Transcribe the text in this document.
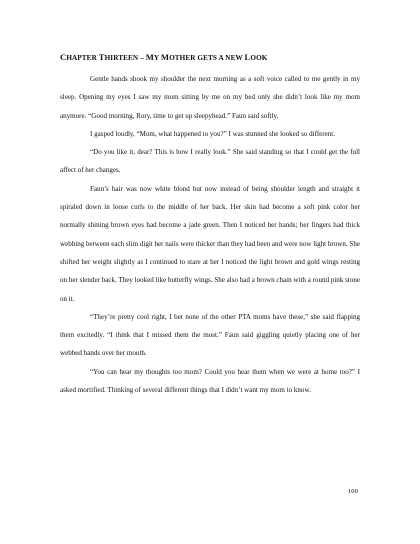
CHAPTER THIRTEEN – MY MOTHER GETS A NEW LOOK

Gentle hands shook my shoulder the next morning as a soft voice called to me gently in my sleep. Opening my eyes I saw my mom sitting by me on my bed only she didn’t look like my mom anymore. “Good morning, Rory, time to get up sleepyhead.” Faun said softly.

I gasped loudly, “Mom, what happened to you?” I was stunned she looked so different.

“Do you like it, dear? This is how I really look.” She said standing so that I could get the full affect of her changes.

Faun’s hair was now white blond but now instead of being shoulder length and straight it spiraled down in loose curls to the middle of her back. Her skin had become a soft pink color her normally shining brown eyes had become a jade green. Then I noticed her hands; her fingers had thick webbing between each slim digit her nails were thicker than they had been and were now light brown. She shifted her weight slightly as I continued to stare at her I noticed the light brown and gold wings resting on her slender back. They looked like butterfly wings. She also had a brown chain with a round pink stone on it.

“They’re pretty cool right, I bet none of the other PTA moms have these,” she said flapping them excitedly. “I think that I missed them the most.” Faun said giggling quietly placing one of her webbed hands over her mouth.

“You can hear my thoughts too mom? Could you hear them when we were at home too?” I asked mortified. Thinking of several different things that I didn’t want my mom to know.

100
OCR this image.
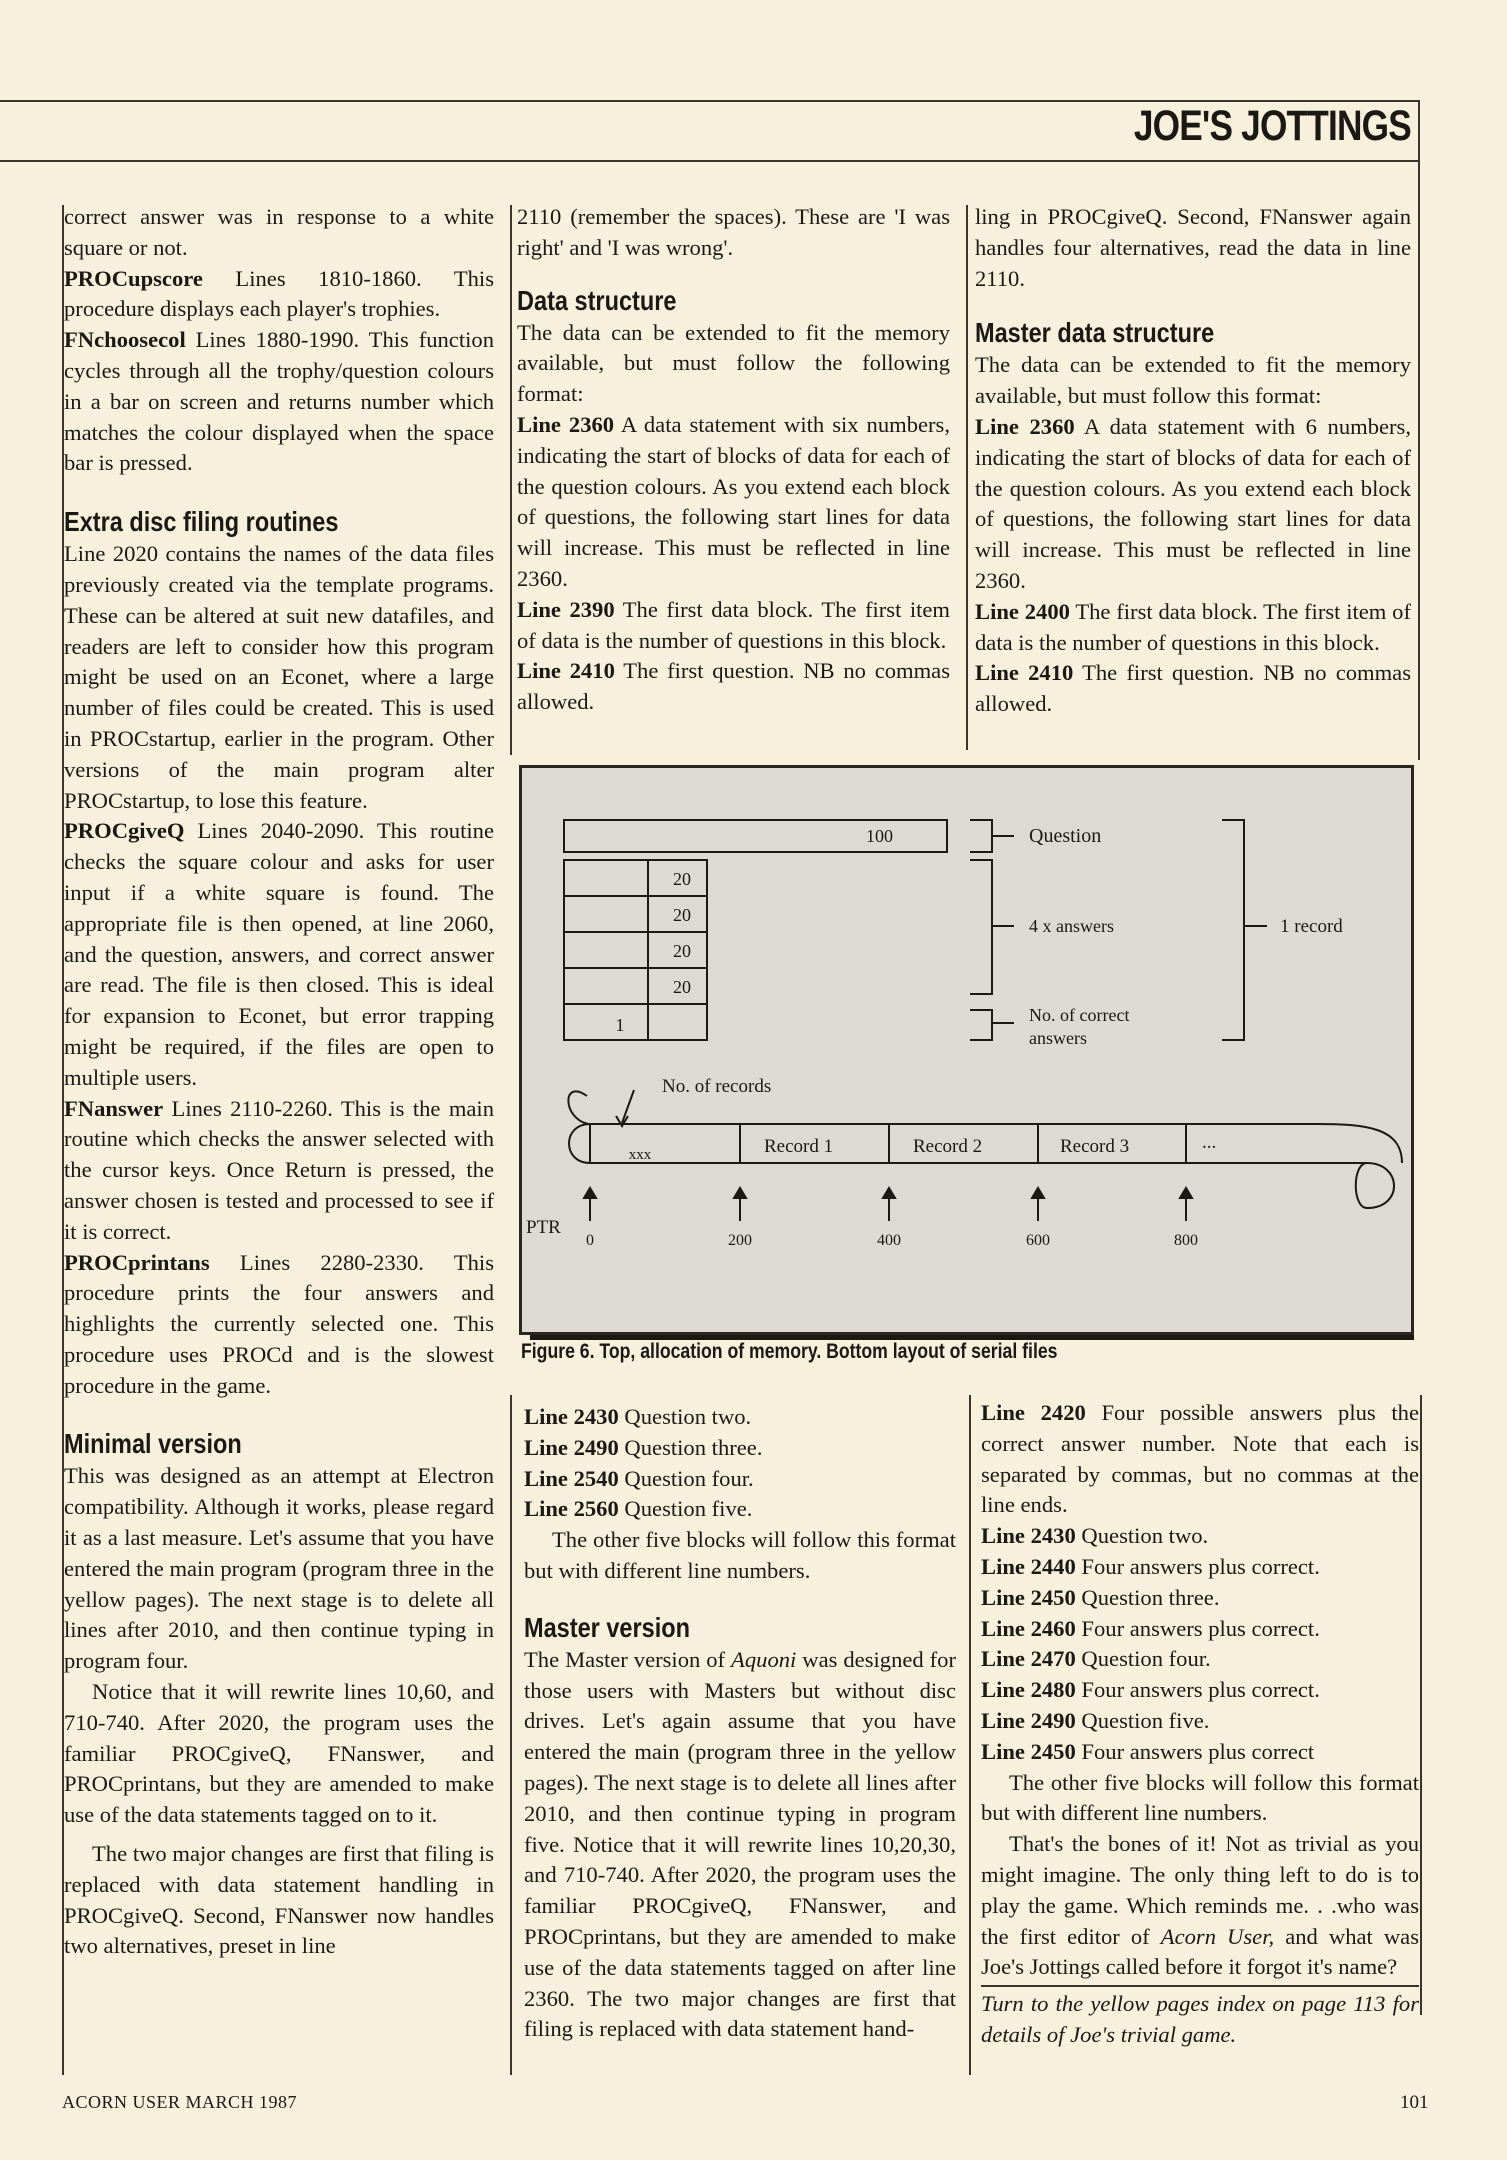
JOE'S JOTTINGS

correct answer was in response to a white square or not.

PROCupscore Lines 1810-1860. This procedure displays each player's trophies.

FNchoosecol Lines 1880-1990. This function cycles through all the trophy/question colours in a bar on screen and returns number which matches the colour displayed when the space bar is pressed.

Extra disc filing routines

Line 2020 contains the names of the data files previously created via the template programs. These can be altered at suit new datafiles, and readers are left to consider how this program might be used on an Econet, where a large number of files could be created. This is used in PROCstartup, earlier in the program. Other versions of the main program alter PROCstartup, to lose this feature.

PROCgiveQ Lines 2040-2090. This routine checks the square colour and asks for user input if a white square is found. The appropriate file is then opened, at line 2060, and the question, answers, and correct answer are read. The file is then closed. This is ideal for expansion to Econet, but error trapping might be required, if the files are open to multiple users.

FNanswer Lines 2110-2260. This is the main routine which checks the answer selected with the cursor keys. Once Return is pressed, the answer chosen is tested and processed to see if it is correct.

PROCprintans Lines 2280-2330. This procedure prints the four answers and highlights the currently selected one. This procedure uses PROCd and is the slowest procedure in the game.

Minimal version

This was designed as an attempt at Electron compatibility. Although it works, please regard it as a last measure. Let's assume that you have entered the main program (program three in the yellow pages). The next stage is to delete all lines after 2010, and then continue typing in program four.

Notice that it will rewrite lines 10,60, and 710-740. After 2020, the program uses the familiar PROCgiveQ, FNanswer, and PROCprintans, but they are amended to make use of the data statements tagged on to it.

The two major changes are first that filing is replaced with data statement handling in PROCgiveQ. Second, FNanswer now handles two alternatives, preset in line

2110 (remember the spaces). These are 'I was right' and 'I was wrong'.

Data structure

The data can be extended to fit the memory available, but must follow the following format:

Line 2360 A data statement with six numbers, indicating the start of blocks of data for each of the question colours. As you extend each block of questions, the following start lines for data will increase. This must be reflected in line 2360.

Line 2390 The first data block. The first item of data is the number of questions in this block.

Line 2410 The first question. NB no commas allowed.

ling in PROCgiveQ. Second, FNanswer again handles four alternatives, read the data in line 2110.

Master data structure

The data can be extended to fit the memory available, but must follow this format:

Line 2360 A data statement with 6 numbers, indicating the start of blocks of data for each of the question colours. As you extend each block of questions, the following start lines for data will increase. This must be reflected in line 2360.

Line 2400 The first data block. The first item of data is the number of questions in this block.

Line 2410 The first question. NB no commas allowed.

100
20
20
20
20
1
Question
4 x answers	1 record
No. of correct
answers
No. of records
xxx	Record 1	Record 2	Record 3	...
PTR
0	200	400	600	800
Figure 6. Top, allocation of memory. Bottom layout of serial files

Line 2430 Question two.

Line 2490 Question three.

Line 2540 Question four.

Line 2560 Question five.

The other five blocks will follow this format but with different line numbers.

Master version

The Master version of Aquoni was designed for those users with Masters but without disc drives. Let's again assume that you have entered the main (program three in the yellow pages). The next stage is to delete all lines after 2010, and then continue typing in program five. Notice that it will rewrite lines 10,20,30, and 710-740. After 2020, the program uses the familiar PROCgiveQ, FNanswer, and PROCprintans, but they are amended to make use of the data statements tagged on after line 2360. The two major changes are first that filing is replaced with data statement hand-

Line 2420 Four possible answers plus the correct answer number. Note that each is separated by commas, but no commas at the line ends.

Line 2430 Question two.

Line 2440 Four answers plus correct.

Line 2450 Question three.

Line 2460 Four answers plus correct.

Line 2470 Question four.

Line 2480 Four answers plus correct.

Line 2490 Question five.

Line 2450 Four answers plus correct

The other five blocks will follow this format but with different line numbers.

That's the bones of it! Not as trivial as you might imagine. The only thing left to do is to play the game. Which reminds me. . .who was the first editor of Acorn User, and what was Joe's Jottings called before it forgot it's name?

Turn to the yellow pages index on page 113 for details of Joe's trivial game.

ACORN USER MARCH 1987	101
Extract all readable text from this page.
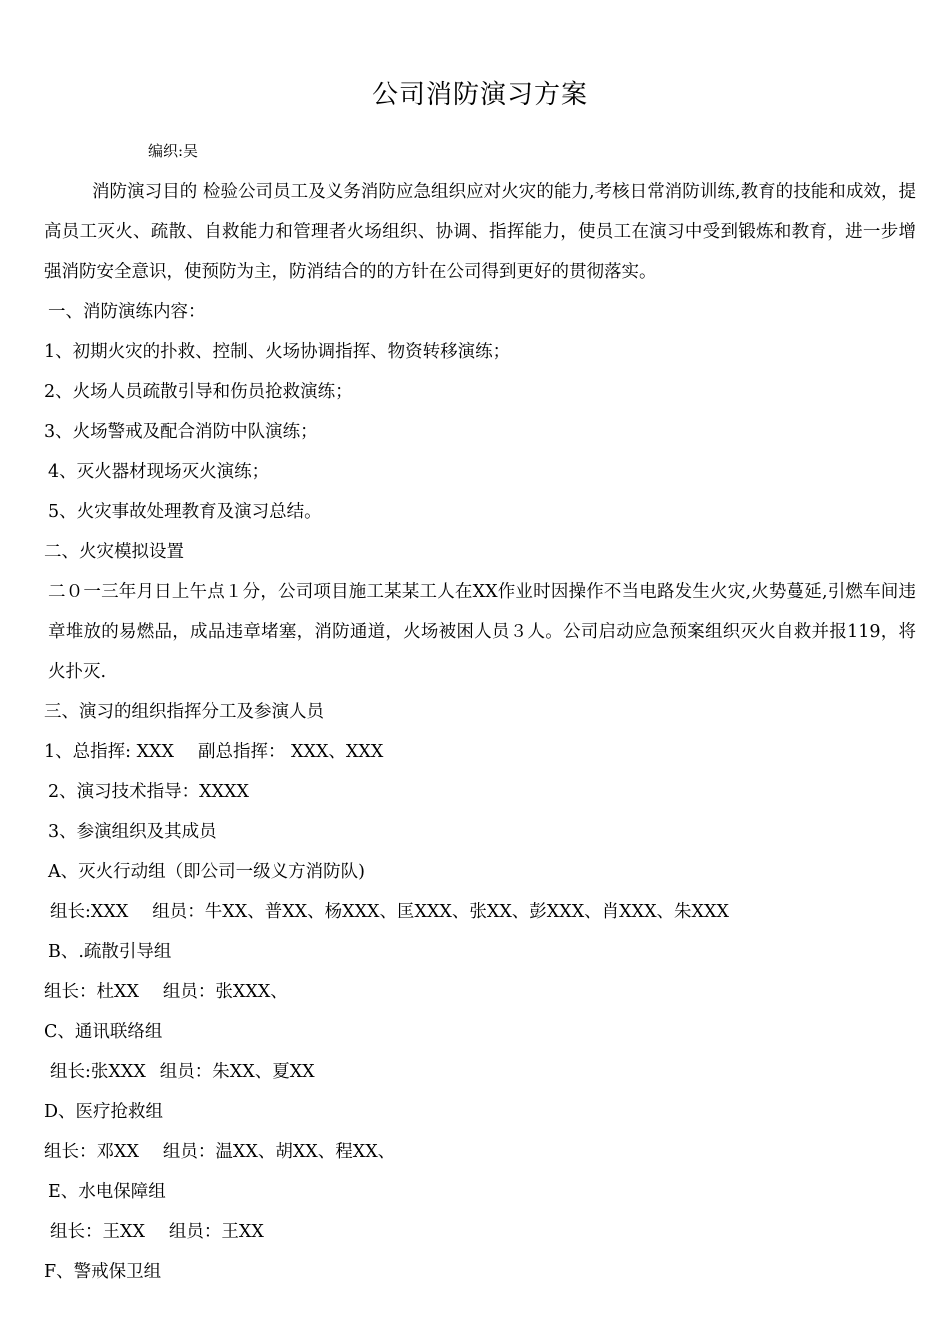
公司消防演习方案
编织:吴

消防演习目的 检验公司员工及义务消防应急组织应对火灾的能力,考核日常消防训练,教育的技能和成效，提高员工灭火、疏散、自救能力和管理者火场组织、协调、指挥能力，使员工在演习中受到锻炼和教育，进一步增强消防安全意识，使预防为主，防消结合的的方针在公司得到更好的贯彻落实。

一、消防演练内容：

1、初期火灾的扑救、控制、火场协调指挥、物资转移演练；

2、火场人员疏散引导和伤员抢救演练；

3、火场警戒及配合消防中队演练；

4、灭火器材现场灭火演练；

5、火灾事故处理教育及演习总结。

二、火灾模拟设置

二０一三年月日上午点１分，公司项目施工某某工人在XX作业时因操作不当电路发生火灾,火势蔓延,引燃车间违章堆放的易燃品，成品违章堵塞，消防通道，火场被困人员３人。公司启动应急预案组织灭火自救并报119，将火扑灭.

三、演习的组织指挥分工及参演人员

1、总指挥: XXX 副总指挥： XXX、XXX

2、演习技术指导：XXXX

3、参演组织及其成员

A、灭火行动组（即公司一级义方消防队)

组长:XXX 组员：牛XX、普XX、杨XXX、匡XXX、张XX、彭XXX、肖XXX、朱XXX

B、.疏散引导组

组长：杜XX 组员：张XXX、

C、通讯联络组

组长:张XXX 组员：朱XX、夏XX

D、医疗抢救组

组长：邓XX 组员：温XX、胡XX、程XX、

E、水电保障组

组长：王XX 组员：王XX

F、警戒保卫组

• • • •

__WORK INSTRUCTIONS__. Collect each line containing the string "make".

__RESPONSE BELOW__.
Notice that it will rewrite lines 10,60, and 710-740. After 2020, the program uses the familiar PROCgiveQ, FNanswer, and PROCprintans, but they are amended to make use of the data statements tagged on to it.
The Master version of Aquoni was designed for those users with Masters but without disc drives. Let's again assume that you have entered the main (program three in the yellow pages). The next stage is to delete all lines after 2010, and then continue typing in program five. Notice that it will rewrite lines 10,20,30, and 710-740. After 2020, the program uses the familiar PROCgiveQ, FNanswer, and PROCprintans, but they are amended to make use of the data statements tagged on after line 2360. The two major changes are first that filing is replaced with data statement hand-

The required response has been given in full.